WHAT YOU ARE ASKED TO DO — Filter the listing and keep only the lines with the word "icon".

SUPPLIED ENTRIES —
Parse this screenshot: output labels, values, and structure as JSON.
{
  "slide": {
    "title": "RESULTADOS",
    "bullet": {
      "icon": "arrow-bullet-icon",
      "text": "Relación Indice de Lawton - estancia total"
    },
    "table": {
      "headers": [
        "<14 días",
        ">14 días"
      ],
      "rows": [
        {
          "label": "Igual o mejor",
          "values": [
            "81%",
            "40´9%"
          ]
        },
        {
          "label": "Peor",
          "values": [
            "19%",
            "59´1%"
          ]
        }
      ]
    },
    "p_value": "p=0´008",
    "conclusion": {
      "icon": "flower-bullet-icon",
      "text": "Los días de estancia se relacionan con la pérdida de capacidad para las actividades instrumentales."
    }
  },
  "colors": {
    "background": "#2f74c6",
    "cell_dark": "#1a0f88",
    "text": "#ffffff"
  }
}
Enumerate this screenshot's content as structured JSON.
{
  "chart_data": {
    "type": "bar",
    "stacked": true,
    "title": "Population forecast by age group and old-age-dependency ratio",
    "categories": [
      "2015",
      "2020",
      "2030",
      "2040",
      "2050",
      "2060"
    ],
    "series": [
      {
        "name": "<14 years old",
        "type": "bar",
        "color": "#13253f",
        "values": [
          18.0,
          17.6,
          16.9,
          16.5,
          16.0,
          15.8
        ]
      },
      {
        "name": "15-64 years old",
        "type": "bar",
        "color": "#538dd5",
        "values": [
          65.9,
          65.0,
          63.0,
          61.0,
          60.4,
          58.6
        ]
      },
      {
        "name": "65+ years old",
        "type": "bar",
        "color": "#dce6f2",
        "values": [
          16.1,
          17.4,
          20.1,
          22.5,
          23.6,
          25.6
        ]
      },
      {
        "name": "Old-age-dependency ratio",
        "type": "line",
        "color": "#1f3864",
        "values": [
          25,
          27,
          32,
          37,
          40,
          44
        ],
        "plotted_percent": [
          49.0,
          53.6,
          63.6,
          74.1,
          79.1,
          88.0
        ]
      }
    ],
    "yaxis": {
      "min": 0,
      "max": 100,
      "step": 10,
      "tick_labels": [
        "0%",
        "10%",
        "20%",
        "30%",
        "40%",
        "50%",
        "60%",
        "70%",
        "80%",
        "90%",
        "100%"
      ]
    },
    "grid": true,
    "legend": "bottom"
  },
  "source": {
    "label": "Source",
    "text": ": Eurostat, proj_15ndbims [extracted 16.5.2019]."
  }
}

EXERCISE OUTPUT —
      "icon": "arrow-bullet-icon",
      "icon": "flower-bullet-icon",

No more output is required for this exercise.